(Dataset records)
--*--

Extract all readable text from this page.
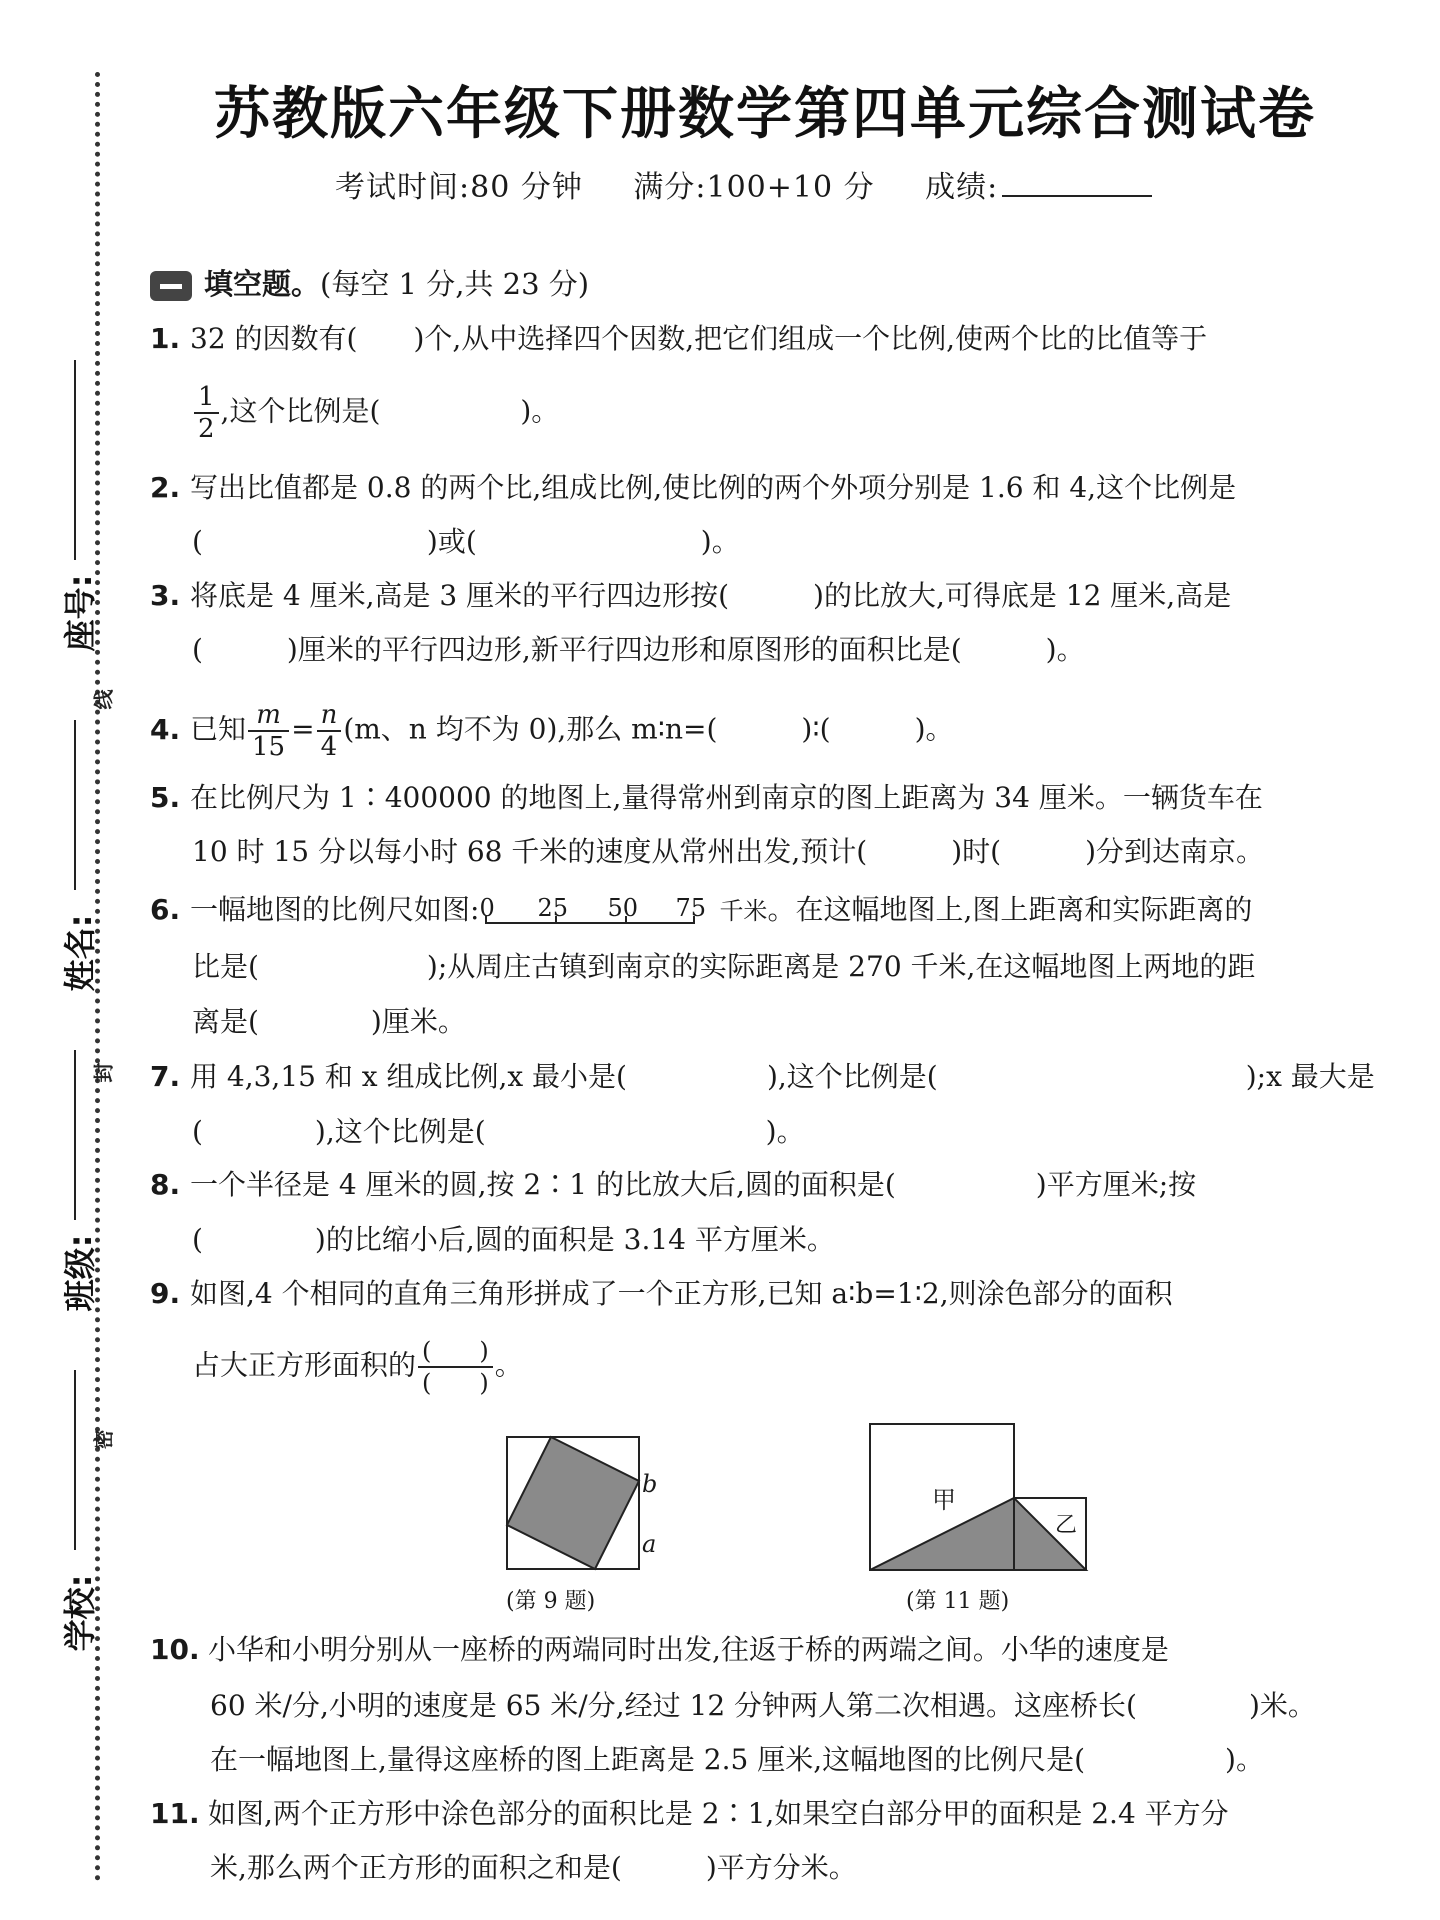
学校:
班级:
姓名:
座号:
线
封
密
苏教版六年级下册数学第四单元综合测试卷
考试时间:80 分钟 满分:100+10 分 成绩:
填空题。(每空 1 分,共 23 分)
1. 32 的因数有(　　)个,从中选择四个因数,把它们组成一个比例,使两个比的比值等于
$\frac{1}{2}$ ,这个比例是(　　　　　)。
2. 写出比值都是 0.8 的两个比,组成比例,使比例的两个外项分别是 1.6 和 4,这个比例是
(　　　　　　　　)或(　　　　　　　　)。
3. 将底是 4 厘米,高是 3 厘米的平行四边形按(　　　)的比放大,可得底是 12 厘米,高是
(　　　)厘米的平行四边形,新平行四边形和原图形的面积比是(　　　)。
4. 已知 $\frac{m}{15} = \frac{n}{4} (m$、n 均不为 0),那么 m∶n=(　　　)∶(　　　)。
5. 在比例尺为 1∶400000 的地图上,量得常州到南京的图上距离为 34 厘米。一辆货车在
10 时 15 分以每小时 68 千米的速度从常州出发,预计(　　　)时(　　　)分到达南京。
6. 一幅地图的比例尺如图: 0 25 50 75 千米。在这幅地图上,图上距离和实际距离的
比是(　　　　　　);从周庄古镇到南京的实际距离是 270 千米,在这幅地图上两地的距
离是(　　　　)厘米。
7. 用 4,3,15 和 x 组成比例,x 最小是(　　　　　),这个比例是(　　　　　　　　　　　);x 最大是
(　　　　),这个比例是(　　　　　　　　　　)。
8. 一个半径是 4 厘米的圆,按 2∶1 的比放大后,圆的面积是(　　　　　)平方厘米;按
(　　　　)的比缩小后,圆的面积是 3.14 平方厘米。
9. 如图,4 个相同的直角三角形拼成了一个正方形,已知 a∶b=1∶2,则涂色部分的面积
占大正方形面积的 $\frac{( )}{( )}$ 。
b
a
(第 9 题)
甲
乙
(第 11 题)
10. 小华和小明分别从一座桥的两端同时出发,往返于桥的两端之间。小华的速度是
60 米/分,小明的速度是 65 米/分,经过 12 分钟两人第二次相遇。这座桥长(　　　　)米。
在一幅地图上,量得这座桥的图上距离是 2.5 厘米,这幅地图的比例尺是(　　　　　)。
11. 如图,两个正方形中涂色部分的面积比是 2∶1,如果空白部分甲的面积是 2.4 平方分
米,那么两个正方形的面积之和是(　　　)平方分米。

--*--

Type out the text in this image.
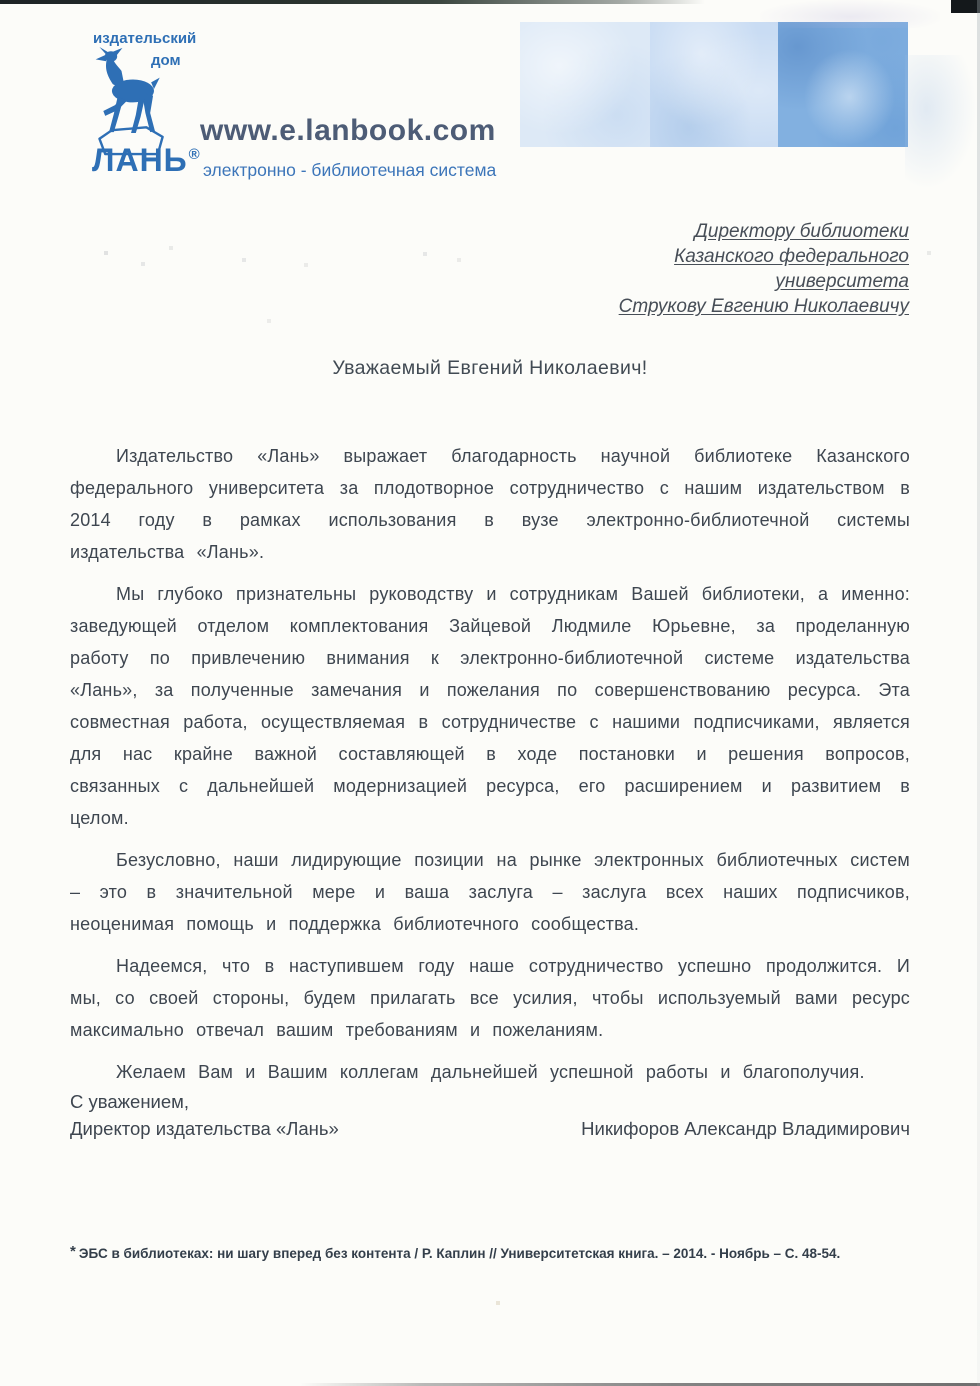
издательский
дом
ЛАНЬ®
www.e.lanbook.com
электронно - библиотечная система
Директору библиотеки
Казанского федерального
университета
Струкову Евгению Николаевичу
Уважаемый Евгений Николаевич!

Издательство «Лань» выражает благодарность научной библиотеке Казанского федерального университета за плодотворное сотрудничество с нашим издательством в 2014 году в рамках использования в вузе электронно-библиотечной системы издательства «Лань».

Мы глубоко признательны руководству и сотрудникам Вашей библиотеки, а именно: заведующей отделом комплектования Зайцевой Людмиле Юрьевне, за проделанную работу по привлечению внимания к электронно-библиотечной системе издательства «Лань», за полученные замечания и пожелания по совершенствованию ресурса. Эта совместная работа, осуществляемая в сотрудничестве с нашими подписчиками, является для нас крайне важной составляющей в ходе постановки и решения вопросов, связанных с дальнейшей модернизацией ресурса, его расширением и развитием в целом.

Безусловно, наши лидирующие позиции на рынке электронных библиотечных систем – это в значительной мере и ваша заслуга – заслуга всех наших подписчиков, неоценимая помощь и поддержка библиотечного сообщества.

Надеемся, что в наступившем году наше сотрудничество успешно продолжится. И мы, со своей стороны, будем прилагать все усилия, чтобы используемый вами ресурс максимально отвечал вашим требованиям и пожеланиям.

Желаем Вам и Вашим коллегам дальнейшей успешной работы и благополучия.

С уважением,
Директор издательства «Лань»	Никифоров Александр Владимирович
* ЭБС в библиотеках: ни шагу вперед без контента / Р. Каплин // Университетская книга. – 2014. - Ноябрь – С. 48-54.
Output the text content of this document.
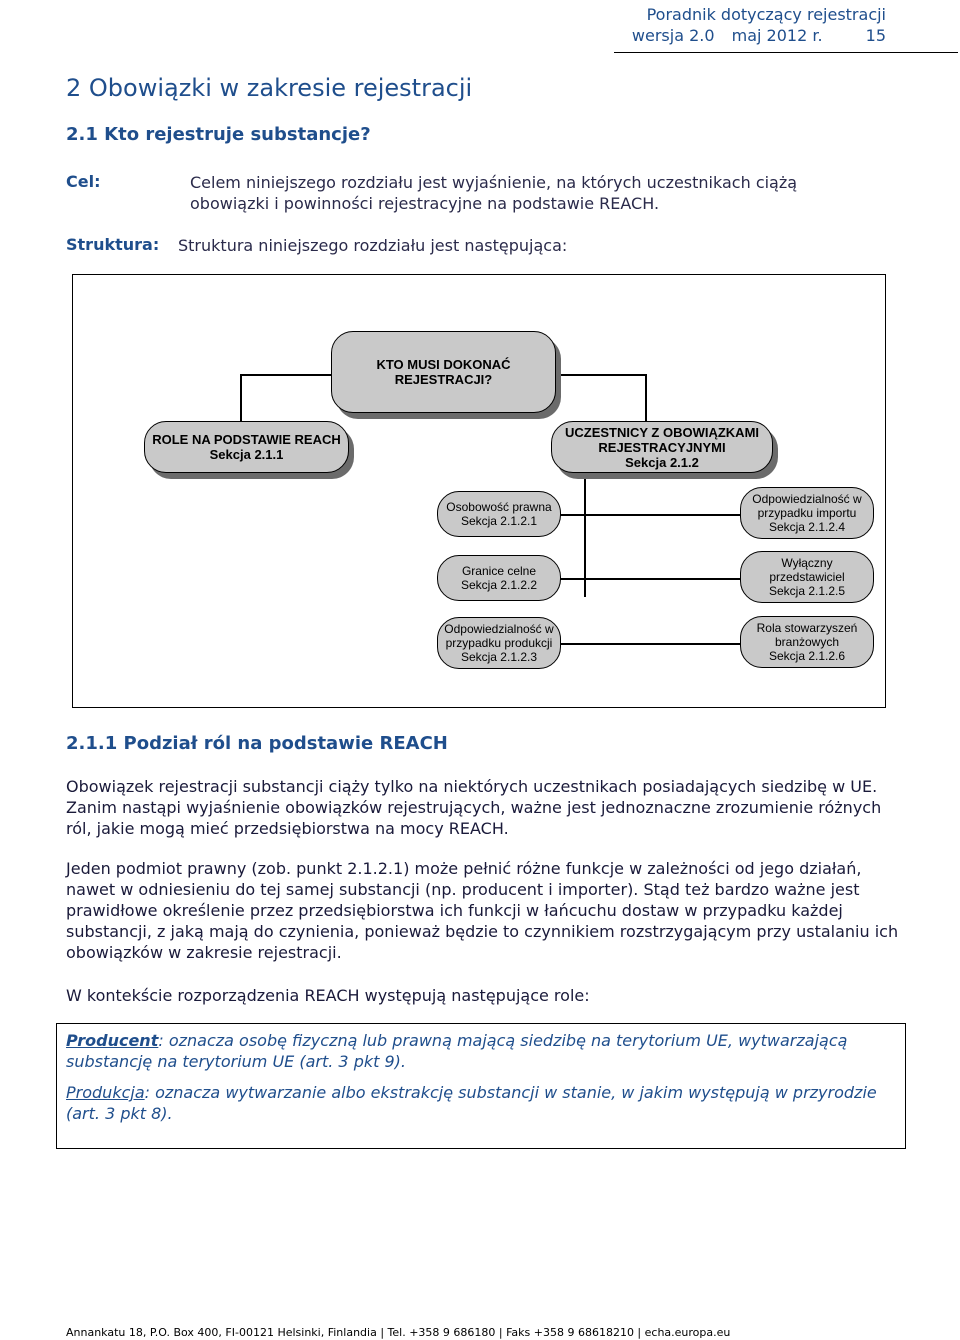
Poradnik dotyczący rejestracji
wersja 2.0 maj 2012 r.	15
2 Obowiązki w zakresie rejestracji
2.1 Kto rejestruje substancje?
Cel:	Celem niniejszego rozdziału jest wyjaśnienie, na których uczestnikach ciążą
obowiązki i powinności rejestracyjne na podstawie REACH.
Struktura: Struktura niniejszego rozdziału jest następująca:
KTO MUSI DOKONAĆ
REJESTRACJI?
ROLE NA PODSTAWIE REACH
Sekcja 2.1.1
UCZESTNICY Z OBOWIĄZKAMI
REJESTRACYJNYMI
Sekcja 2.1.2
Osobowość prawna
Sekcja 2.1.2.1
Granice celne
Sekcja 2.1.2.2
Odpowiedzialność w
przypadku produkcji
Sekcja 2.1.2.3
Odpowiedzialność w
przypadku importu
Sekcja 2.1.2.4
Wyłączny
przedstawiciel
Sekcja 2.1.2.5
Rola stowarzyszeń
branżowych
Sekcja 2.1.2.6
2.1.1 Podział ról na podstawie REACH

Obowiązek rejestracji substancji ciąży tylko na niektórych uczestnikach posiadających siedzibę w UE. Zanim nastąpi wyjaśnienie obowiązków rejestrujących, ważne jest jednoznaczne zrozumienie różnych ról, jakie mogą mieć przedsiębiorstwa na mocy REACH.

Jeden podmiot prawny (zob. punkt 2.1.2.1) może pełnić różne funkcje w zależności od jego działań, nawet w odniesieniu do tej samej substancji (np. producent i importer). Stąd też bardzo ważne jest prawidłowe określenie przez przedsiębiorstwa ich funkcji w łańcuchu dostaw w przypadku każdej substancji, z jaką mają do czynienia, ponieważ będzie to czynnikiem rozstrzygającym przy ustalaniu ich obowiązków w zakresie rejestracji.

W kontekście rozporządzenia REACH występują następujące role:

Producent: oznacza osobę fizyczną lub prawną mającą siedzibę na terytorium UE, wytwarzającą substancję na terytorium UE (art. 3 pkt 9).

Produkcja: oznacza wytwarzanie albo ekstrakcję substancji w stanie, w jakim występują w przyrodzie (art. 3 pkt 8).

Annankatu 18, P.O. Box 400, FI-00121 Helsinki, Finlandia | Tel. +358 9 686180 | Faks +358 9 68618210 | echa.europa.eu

--*--

**DIRECTIONS**
Find each line holding "Sekcja". Copy it out.

**SOLUTION TO THE PROBLEM**
Sekcja 2.1.1
Sekcja 2.1.2
Sekcja 2.1.2.1
Sekcja 2.1.2.2
Sekcja 2.1.2.3
Sekcja 2.1.2.4
Sekcja 2.1.2.5
Sekcja 2.1.2.6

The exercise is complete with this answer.